-- Start of Records provided --

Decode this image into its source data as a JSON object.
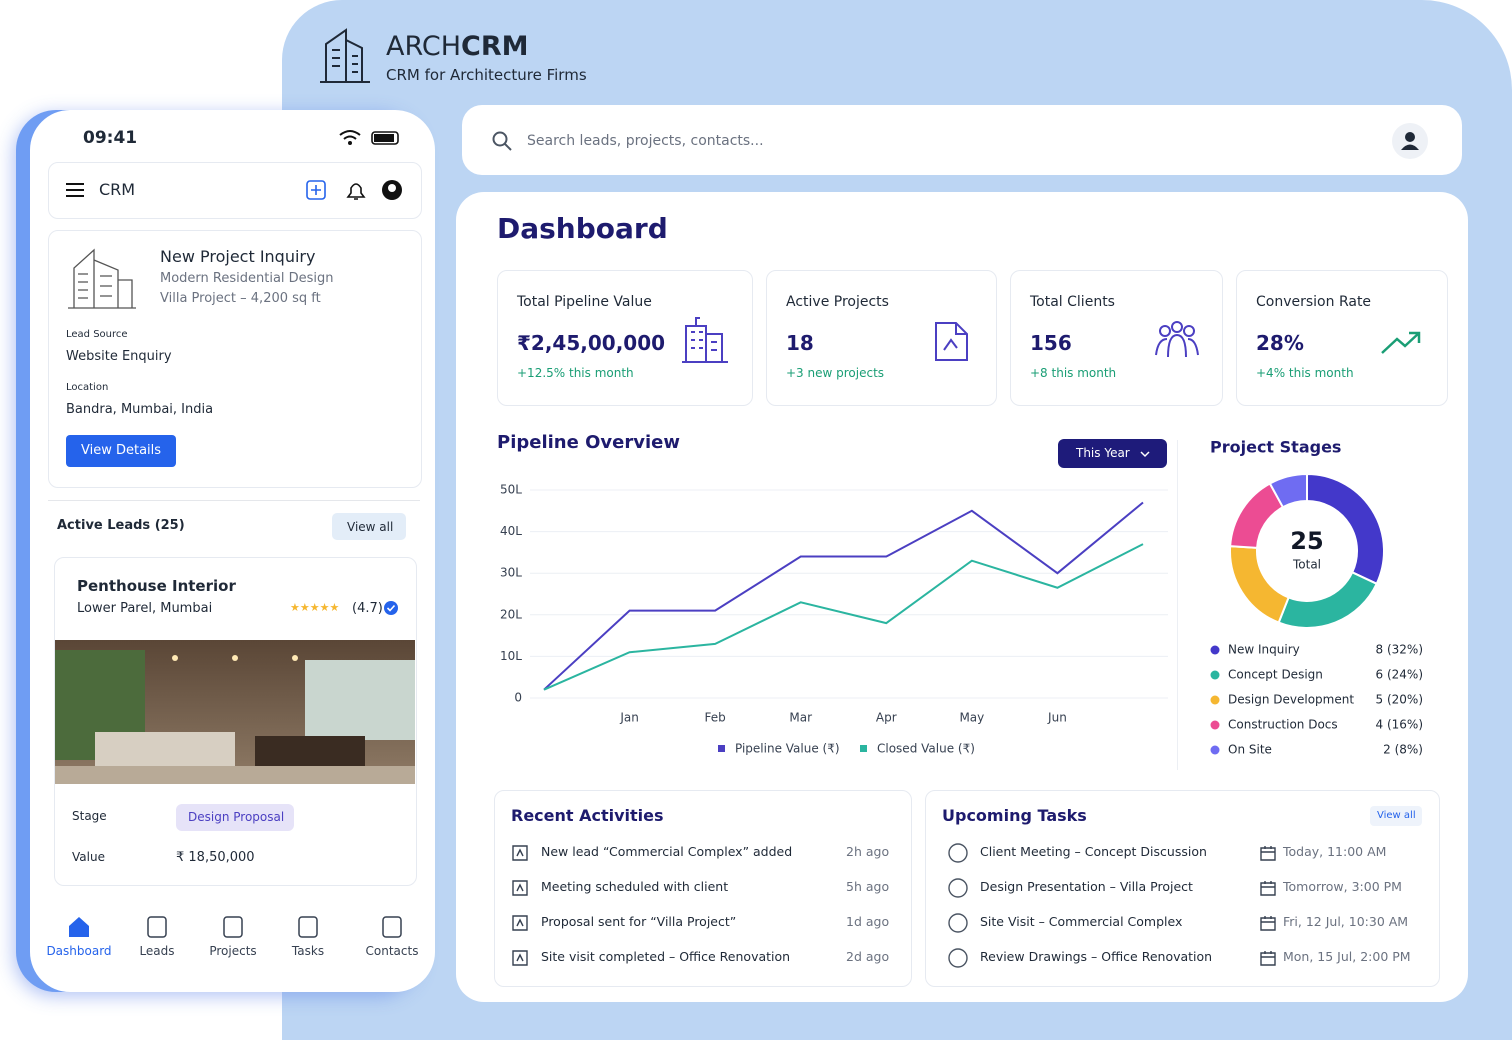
{
  "brand": {
    "name_light": "ARCH",
    "name_bold": "CRM",
    "tagline": "CRM for Architecture Firms"
  },
  "search": {
    "placeholder": "Search leads, projects, contacts..."
  },
  "phone": {
    "time": "09:41",
    "app_title": "CRM",
    "inquiry": {
      "title": "New Project Inquiry",
      "subtitle": "Modern Residential Design",
      "detail": "Villa Project – 4,200 sq ft",
      "lead_source_label": "Lead Source",
      "lead_source": "Website Enquiry",
      "location_label": "Location",
      "location": "Bandra, Mumbai, India",
      "button": "View Details"
    },
    "active_leads": {
      "title": "Active Leads (25)",
      "view_all": "View all"
    },
    "lead": {
      "title": "Penthouse Interior",
      "location": "Lower Parel, Mumbai",
      "rating": "(4.7)",
      "stage_label": "Stage",
      "stage": "Design Proposal",
      "value_label": "Value",
      "value": "₹ 18,50,000"
    },
    "nav": [
      "Dashboard",
      "Leads",
      "Projects",
      "Tasks",
      "Contacts"
    ]
  },
  "dashboard": {
    "title": "Dashboard",
    "kpis": [
      {
        "label": "Total Pipeline Value",
        "value": "₹2,45,00,000",
        "note": "+12.5% this month"
      },
      {
        "label": "Active Projects",
        "value": "18",
        "note": "+3 new projects"
      },
      {
        "label": "Total Clients",
        "value": "156",
        "note": "+8 this month"
      },
      {
        "label": "Conversion Rate",
        "value": "28%",
        "note": "+4% this month"
      }
    ]
  },
  "chart_data": [
    {
      "type": "line",
      "title": "Pipeline Overview",
      "filter": "This Year",
      "categories": [
        null,
        "Jan",
        "Feb",
        "Mar",
        "Apr",
        "May",
        "Jun",
        null
      ],
      "series": [
        {
          "name": "Pipeline Value (₹)",
          "color": "#4b3fc2",
          "values": [
            2,
            21,
            21,
            34,
            34,
            45,
            30,
            47
          ]
        },
        {
          "name": "Closed Value (₹)",
          "color": "#2bb5a0",
          "values": [
            2,
            11,
            13,
            23,
            18,
            33,
            26.5,
            37
          ]
        }
      ],
      "ylim": [
        0,
        50
      ],
      "yticks": [
        0,
        {
          "value": 10,
          "label": "10L"
        },
        {
          "value": 20,
          "label": "20L"
        },
        {
          "value": 30,
          "label": "30L"
        },
        {
          "value": 40,
          "label": "40L"
        },
        {
          "value": 50,
          "label": "50L"
        }
      ],
      "grid": true
    },
    {
      "type": "pie",
      "title": "Project Stages",
      "total": 25,
      "total_label": "Total",
      "categories": [
        "New Inquiry",
        "Concept Design",
        "Design Development",
        "Construction Docs",
        "On Site"
      ],
      "values": [
        8,
        6,
        5,
        4,
        2
      ],
      "value_labels": [
        "8 (32%)",
        "6 (24%)",
        "5 (20%)",
        "4 (16%)",
        "2 (8%)"
      ],
      "colors": [
        "#4338ca",
        "#2bb5a0",
        "#f5b731",
        "#ec4c93",
        "#6f6cf2"
      ],
      "donut": true
    }
  ],
  "activities": {
    "title": "Recent Activities",
    "items": [
      {
        "text": "New lead “Commercial Complex” added",
        "time": "2h ago"
      },
      {
        "text": "Meeting scheduled with client",
        "time": "5h ago"
      },
      {
        "text": "Proposal sent for “Villa Project”",
        "time": "1d ago"
      },
      {
        "text": "Site visit completed – Office Renovation",
        "time": "2d ago"
      }
    ]
  },
  "tasks": {
    "title": "Upcoming Tasks",
    "view_all": "View all",
    "items": [
      {
        "text": "Client Meeting – Concept Discussion",
        "time": "Today, 11:00 AM"
      },
      {
        "text": "Design Presentation – Villa Project",
        "time": "Tomorrow, 3:00 PM"
      },
      {
        "text": "Site Visit – Commercial Complex",
        "time": "Fri, 12 Jul, 10:30 AM"
      },
      {
        "text": "Review Drawings – Office Renovation",
        "time": "Mon, 15 Jul,  2:00 PM"
      }
    ]
  }
}
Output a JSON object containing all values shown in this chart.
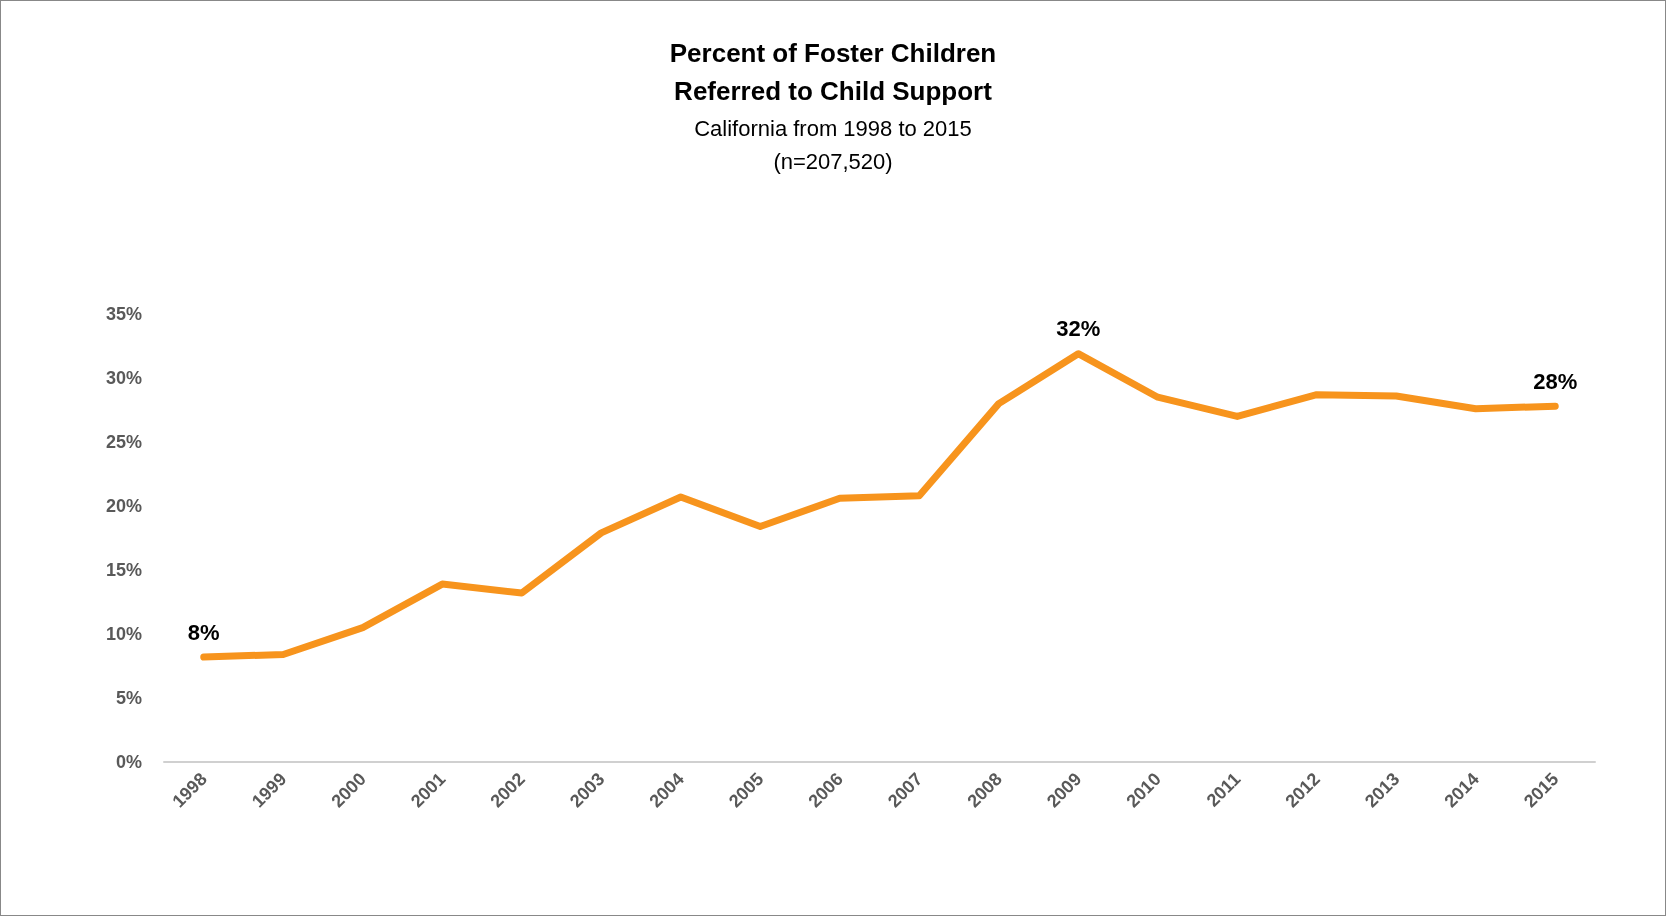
{
  "chart_data": {
    "type": "line",
    "title": "Percent of Foster Children\nReferred to Child Support",
    "subtitle": "California from 1998 to 2015\n(n=207,520)",
    "categories": [
      "1998",
      "1999",
      "2000",
      "2001",
      "2002",
      "2003",
      "2004",
      "2005",
      "2006",
      "2007",
      "2008",
      "2009",
      "2010",
      "2011",
      "2012",
      "2013",
      "2014",
      "2015"
    ],
    "series": [
      {
        "color": "#f7941d",
        "values": [
          8.2,
          8.4,
          10.5,
          13.9,
          13.2,
          17.9,
          20.7,
          18.4,
          20.6,
          20.8,
          28.0,
          31.9,
          28.5,
          27.0,
          28.7,
          28.6,
          27.6,
          27.8
        ],
        "value_labels": [
          "8%",
          null,
          null,
          null,
          null,
          null,
          null,
          null,
          null,
          null,
          null,
          "32%",
          null,
          null,
          null,
          null,
          null,
          "28%"
        ]
      }
    ],
    "ylim": [
      0,
      35
    ],
    "yticks": [
      {
        "value": 0,
        "label": "0%"
      },
      {
        "value": 5,
        "label": "5%"
      },
      {
        "value": 10,
        "label": "10%"
      },
      {
        "value": 15,
        "label": "15%"
      },
      {
        "value": 20,
        "label": "20%"
      },
      {
        "value": 25,
        "label": "25%"
      },
      {
        "value": 30,
        "label": "30%"
      },
      {
        "value": 35,
        "label": "35%"
      }
    ],
    "grid": false,
    "marker": "none",
    "line_style": "solid"
  }
}
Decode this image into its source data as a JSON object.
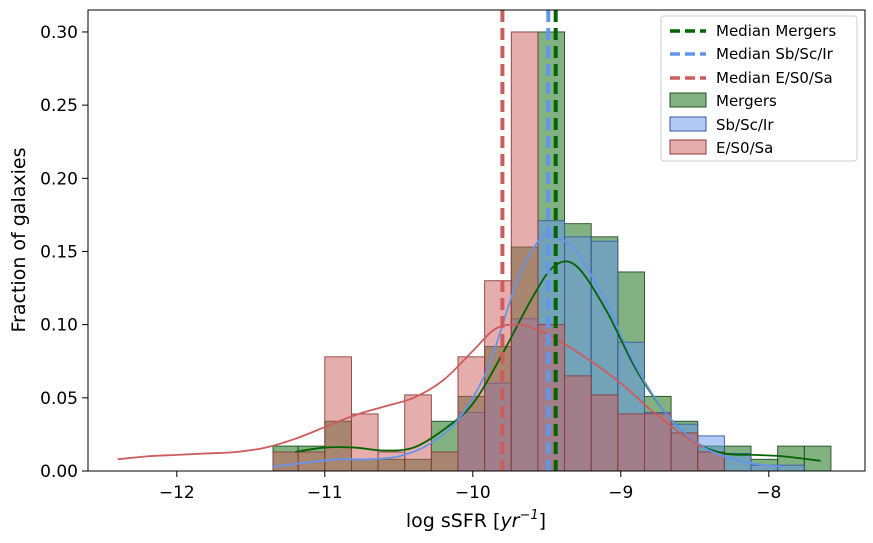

-- End of Records provided --

- **What the exercise asks**
Reproduce the records above exactly, leaving out every picture they contain.

- **Complete output**
Decode this image into its source data as a JSON object.
{
  "brand": {
    "name_light": "ARCH",
    "name_bold": "CRM",
    "tagline": "CRM for Architecture Firms"
  },
  "search": {
    "placeholder": "Search leads, projects, contacts..."
  },
  "phone": {
    "time": "09:41",
    "app_title": "CRM",
    "inquiry": {
      "title": "New Project Inquiry",
      "subtitle": "Modern Residential Design",
      "detail": "Villa Project – 4,200 sq ft",
      "lead_source_label": "Lead Source",
      "lead_source": "Website Enquiry",
      "location_label": "Location",
      "location": "Bandra, Mumbai, India",
      "button": "View Details"
    },
    "active_leads": {
      "title": "Active Leads (25)",
      "view_all": "View all"
    },
    "lead": {
      "title": "Penthouse Interior",
      "location": "Lower Parel, Mumbai",
      "rating": "(4.7)",
      "stage_label": "Stage",
      "stage": "Design Proposal",
      "value_label": "Value",
      "value": "₹ 18,50,000"
    },
    "nav": [
      "Dashboard",
      "Leads",
      "Projects",
      "Tasks",
      "Contacts"
    ]
  },
  "dashboard": {
    "title": "Dashboard",
    "kpis": [
      {
        "label": "Total Pipeline Value",
        "value": "₹2,45,00,000",
        "note": "+12.5% this month"
      },
      {
        "label": "Active Projects",
        "value": "18",
        "note": "+3 new projects"
      },
      {
        "label": "Total Clients",
        "value": "156",
        "note": "+8 this month"
      },
      {
        "label": "Conversion Rate",
        "value": "28%",
        "note": "+4% this month"
      }
    ]
  },
  "chart_data": [
    {
      "type": "line",
      "title": "Pipeline Overview",
      "filter": "This Year",
      "categories": [
        null,
        "Jan",
        "Feb",
        "Mar",
        "Apr",
        "May",
        "Jun",
        null
      ],
      "series": [
        {
          "name": "Pipeline Value (₹)",
          "color": "#4b3fc2",
          "values": [
            2,
            21,
            21,
            34,
            34,
            45,
            30,
            47
          ]
        },
        {
          "name": "Closed Value (₹)",
          "color": "#2bb5a0",
          "values": [
            2,
            11,
            13,
            23,
            18,
            33,
            26.5,
            37
          ]
        }
      ],
      "ylim": [
        0,
        50
      ],
      "yticks": [
        0,
        {
          "value": 10,
          "label": "10L"
        },
        {
          "value": 20,
          "label": "20L"
        },
        {
          "value": 30,
          "label": "30L"
        },
        {
          "value": 40,
          "label": "40L"
        },
        {
          "value": 50,
          "label": "50L"
        }
      ],
      "grid": true
    },
    {
      "type": "pie",
      "title": "Project Stages",
      "total": 25,
      "total_label": "Total",
      "categories": [
        "New Inquiry",
        "Concept Design",
        "Design Development",
        "Construction Docs",
        "On Site"
      ],
      "values": [
        8,
        6,
        5,
        4,
        2
      ],
      "value_labels": [
        "8 (32%)",
        "6 (24%)",
        "5 (20%)",
        "4 (16%)",
        "2 (8%)"
      ],
      "colors": [
        "#4338ca",
        "#2bb5a0",
        "#f5b731",
        "#ec4c93",
        "#6f6cf2"
      ],
      "donut": true
    }
  ],
  "activities": {
    "title": "Recent Activities",
    "items": [
      {
        "text": "New lead “Commercial Complex” added",
        "time": "2h ago"
      },
      {
        "text": "Meeting scheduled with client",
        "time": "5h ago"
      },
      {
        "text": "Proposal sent for “Villa Project”",
        "time": "1d ago"
      },
      {
        "text": "Site visit completed – Office Renovation",
        "time": "2d ago"
      }
    ]
  },
  "tasks": {
    "title": "Upcoming Tasks",
    "view_all": "View all",
    "items": [
      {
        "text": "Client Meeting – Concept Discussion",
        "time": "Today, 11:00 AM"
      },
      {
        "text": "Design Presentation – Villa Project",
        "time": "Tomorrow, 3:00 PM"
      },
      {
        "text": "Site Visit – Commercial Complex",
        "time": "Fri, 12 Jul, 10:30 AM"
      },
      {
        "text": "Review Drawings – Office Renovation",
        "time": "Mon, 15 Jul,  2:00 PM"
      }
    ]
  }
}
Output a JSON object containing all values shown in this chart.
{
  "chart_data": {
    "type": "line",
    "title": "Percent of Foster Children\nReferred to Child Support",
    "subtitle": "California from 1998 to 2015\n(n=207,520)",
    "categories": [
      "1998",
      "1999",
      "2000",
      "2001",
      "2002",
      "2003",
      "2004",
      "2005",
      "2006",
      "2007",
      "2008",
      "2009",
      "2010",
      "2011",
      "2012",
      "2013",
      "2014",
      "2015"
    ],
    "series": [
      {
        "color": "#f7941d",
        "values": [
          8.2,
          8.4,
          10.5,
          13.9,
          13.2,
          17.9,
          20.7,
          18.4,
          20.6,
          20.8,
          28.0,
          31.9,
          28.5,
          27.0,
          28.7,
          28.6,
          27.6,
          27.8
        ],
        "value_labels": [
          "8%",
          null,
          null,
          null,
          null,
          null,
          null,
          null,
          null,
          null,
          null,
          "32%",
          null,
          null,
          null,
          null,
          null,
          "28%"
        ]
      }
    ],
    "ylim": [
      0,
      35
    ],
    "yticks": [
      {
        "value": 0,
        "label": "0%"
      },
      {
        "value": 5,
        "label": "5%"
      },
      {
        "value": 10,
        "label": "10%"
      },
      {
        "value": 15,
        "label": "15%"
      },
      {
        "value": 20,
        "label": "20%"
      },
      {
        "value": 25,
        "label": "25%"
      },
      {
        "value": 30,
        "label": "30%"
      },
      {
        "value": 35,
        "label": "35%"
      }
    ],
    "grid": false,
    "marker": "none",
    "line_style": "solid"
  }
}
Decode this image into its source data as a JSON object.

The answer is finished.